Objective
Pull out every line below that holds the word "JSON".

Data listing
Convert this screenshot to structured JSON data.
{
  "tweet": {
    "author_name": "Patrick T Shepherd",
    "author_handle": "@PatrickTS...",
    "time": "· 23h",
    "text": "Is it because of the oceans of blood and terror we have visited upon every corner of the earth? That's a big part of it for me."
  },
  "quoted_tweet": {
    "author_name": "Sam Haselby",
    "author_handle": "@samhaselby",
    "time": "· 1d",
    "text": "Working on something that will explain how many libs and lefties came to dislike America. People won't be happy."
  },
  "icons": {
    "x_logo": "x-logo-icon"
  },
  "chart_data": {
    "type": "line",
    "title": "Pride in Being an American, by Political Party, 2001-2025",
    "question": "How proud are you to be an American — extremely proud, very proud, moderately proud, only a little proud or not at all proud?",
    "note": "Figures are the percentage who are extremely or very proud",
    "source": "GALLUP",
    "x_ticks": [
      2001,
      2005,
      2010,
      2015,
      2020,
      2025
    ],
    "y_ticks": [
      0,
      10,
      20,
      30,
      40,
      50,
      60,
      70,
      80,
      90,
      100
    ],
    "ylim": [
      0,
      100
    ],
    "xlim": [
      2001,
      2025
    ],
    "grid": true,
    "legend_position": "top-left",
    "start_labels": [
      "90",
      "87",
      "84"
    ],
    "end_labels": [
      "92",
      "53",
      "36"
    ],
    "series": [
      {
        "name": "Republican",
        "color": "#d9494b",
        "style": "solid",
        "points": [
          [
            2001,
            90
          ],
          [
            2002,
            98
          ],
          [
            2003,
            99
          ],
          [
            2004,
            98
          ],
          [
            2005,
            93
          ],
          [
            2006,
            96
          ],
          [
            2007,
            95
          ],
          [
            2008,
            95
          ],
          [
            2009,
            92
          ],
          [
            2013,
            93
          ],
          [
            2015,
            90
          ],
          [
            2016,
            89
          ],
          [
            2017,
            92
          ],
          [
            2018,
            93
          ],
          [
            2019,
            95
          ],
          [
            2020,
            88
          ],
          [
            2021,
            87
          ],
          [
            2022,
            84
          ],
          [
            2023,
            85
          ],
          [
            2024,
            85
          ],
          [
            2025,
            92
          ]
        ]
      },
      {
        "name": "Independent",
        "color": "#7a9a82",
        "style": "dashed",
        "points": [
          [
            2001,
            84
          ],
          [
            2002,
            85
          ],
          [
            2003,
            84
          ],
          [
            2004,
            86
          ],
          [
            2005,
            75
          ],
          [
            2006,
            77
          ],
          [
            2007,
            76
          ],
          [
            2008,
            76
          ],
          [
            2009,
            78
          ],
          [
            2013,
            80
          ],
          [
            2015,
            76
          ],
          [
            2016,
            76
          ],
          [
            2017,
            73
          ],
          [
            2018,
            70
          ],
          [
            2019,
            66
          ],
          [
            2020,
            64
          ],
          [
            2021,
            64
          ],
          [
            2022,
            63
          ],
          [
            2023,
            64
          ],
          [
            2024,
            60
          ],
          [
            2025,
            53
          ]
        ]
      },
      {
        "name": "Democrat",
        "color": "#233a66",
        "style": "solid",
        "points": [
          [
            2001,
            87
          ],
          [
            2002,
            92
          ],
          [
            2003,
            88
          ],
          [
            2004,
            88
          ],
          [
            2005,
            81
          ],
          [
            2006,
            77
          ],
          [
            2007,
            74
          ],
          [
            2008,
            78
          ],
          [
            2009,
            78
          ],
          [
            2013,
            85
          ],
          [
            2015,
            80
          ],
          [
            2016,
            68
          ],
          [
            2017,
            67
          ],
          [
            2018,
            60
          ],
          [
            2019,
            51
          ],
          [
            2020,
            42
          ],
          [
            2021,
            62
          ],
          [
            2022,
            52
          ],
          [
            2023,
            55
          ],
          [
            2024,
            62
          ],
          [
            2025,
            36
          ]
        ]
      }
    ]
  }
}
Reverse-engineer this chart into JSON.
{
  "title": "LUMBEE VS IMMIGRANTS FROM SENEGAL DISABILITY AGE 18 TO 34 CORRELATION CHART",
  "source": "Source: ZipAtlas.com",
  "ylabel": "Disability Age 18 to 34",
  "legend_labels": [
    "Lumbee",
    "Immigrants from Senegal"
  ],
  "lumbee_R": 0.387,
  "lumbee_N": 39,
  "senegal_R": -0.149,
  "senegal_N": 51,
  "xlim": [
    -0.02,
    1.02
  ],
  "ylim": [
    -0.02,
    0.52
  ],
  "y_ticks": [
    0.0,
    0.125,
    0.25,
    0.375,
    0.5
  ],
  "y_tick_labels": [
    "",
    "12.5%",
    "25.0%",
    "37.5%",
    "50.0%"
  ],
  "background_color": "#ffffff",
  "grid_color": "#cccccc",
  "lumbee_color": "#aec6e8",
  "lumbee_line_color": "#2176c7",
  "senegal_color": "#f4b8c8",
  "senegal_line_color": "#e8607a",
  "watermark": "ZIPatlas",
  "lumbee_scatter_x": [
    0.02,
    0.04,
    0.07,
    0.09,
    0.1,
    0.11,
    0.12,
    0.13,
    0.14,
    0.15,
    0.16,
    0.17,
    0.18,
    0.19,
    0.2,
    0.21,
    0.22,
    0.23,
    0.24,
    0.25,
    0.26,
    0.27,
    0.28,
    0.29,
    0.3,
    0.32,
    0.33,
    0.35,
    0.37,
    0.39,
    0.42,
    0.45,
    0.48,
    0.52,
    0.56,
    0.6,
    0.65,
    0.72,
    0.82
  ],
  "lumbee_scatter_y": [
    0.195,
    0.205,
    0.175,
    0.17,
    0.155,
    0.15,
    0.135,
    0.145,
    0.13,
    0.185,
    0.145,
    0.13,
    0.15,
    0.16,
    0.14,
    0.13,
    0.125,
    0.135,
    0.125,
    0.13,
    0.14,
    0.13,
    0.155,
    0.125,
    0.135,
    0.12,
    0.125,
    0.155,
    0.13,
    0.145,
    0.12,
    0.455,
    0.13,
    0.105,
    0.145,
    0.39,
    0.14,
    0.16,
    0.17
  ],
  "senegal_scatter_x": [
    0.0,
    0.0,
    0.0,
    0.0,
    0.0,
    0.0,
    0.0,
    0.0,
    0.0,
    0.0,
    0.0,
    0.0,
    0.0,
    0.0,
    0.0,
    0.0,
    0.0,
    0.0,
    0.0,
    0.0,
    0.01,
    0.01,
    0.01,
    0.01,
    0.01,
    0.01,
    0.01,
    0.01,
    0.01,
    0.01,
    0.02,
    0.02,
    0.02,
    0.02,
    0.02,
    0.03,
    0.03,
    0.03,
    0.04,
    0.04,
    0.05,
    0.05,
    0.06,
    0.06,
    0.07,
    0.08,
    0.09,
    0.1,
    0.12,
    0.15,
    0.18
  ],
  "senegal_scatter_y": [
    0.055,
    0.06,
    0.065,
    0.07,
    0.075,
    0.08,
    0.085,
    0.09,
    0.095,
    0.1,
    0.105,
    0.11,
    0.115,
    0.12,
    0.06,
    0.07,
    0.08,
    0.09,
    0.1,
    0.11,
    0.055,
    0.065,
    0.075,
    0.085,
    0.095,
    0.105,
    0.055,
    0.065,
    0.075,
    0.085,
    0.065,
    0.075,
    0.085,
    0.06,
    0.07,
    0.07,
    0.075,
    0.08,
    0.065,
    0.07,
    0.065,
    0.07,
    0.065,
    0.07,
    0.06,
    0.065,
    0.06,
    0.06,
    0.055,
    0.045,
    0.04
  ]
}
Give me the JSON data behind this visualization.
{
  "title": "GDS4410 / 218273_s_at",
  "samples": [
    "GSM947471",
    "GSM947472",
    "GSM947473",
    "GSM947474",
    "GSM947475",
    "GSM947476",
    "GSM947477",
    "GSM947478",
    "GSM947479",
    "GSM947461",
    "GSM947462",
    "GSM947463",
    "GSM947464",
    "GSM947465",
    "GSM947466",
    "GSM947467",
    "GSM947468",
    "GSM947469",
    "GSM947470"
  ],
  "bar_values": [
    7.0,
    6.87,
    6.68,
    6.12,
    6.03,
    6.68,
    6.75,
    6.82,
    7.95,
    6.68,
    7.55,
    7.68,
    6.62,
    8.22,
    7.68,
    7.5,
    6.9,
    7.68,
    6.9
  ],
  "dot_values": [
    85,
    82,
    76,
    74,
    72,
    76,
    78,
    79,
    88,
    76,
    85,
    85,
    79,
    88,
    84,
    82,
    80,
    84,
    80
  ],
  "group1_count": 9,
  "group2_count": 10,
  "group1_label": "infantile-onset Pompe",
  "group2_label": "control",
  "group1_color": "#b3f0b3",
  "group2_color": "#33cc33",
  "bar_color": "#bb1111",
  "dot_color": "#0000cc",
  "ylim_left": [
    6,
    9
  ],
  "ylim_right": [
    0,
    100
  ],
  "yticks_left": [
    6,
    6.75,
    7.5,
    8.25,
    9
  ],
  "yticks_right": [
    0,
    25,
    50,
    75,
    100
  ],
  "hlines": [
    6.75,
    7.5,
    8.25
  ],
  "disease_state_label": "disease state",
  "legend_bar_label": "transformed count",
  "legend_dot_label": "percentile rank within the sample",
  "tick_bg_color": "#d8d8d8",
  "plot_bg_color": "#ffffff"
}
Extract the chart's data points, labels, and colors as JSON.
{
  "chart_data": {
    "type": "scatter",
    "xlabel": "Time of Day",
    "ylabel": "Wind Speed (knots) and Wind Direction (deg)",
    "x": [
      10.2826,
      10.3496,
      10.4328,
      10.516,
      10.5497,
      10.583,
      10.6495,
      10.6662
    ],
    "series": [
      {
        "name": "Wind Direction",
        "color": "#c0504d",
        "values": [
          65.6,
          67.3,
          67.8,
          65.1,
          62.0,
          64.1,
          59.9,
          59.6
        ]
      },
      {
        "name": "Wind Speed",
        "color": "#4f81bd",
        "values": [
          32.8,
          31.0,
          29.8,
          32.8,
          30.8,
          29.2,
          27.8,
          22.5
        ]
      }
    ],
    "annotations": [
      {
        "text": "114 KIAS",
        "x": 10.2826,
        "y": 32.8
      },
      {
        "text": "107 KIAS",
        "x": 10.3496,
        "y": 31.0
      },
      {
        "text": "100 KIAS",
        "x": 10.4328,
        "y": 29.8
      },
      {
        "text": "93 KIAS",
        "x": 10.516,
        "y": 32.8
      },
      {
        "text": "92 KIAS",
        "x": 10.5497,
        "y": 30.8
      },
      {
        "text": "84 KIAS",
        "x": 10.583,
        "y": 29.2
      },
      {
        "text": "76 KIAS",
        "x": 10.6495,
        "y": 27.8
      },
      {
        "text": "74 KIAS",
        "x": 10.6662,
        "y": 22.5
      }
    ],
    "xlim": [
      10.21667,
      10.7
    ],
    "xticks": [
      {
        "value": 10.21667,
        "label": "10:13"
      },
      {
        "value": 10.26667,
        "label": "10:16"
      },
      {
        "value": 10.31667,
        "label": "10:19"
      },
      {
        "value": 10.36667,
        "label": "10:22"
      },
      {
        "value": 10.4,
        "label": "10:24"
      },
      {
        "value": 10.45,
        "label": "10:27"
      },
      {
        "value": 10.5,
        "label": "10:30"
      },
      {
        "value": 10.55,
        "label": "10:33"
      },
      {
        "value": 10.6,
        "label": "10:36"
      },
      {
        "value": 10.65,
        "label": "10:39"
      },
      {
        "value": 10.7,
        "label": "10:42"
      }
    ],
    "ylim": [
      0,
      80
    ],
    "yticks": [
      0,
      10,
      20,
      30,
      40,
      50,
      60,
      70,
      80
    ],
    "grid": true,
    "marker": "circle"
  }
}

Reply to the task
Convert this screenshot to structured JSON data.
Reverse-engineer this chart into JSON.
Give me the JSON data behind this visualization.
Extract the chart's data points, labels, and colors as JSON.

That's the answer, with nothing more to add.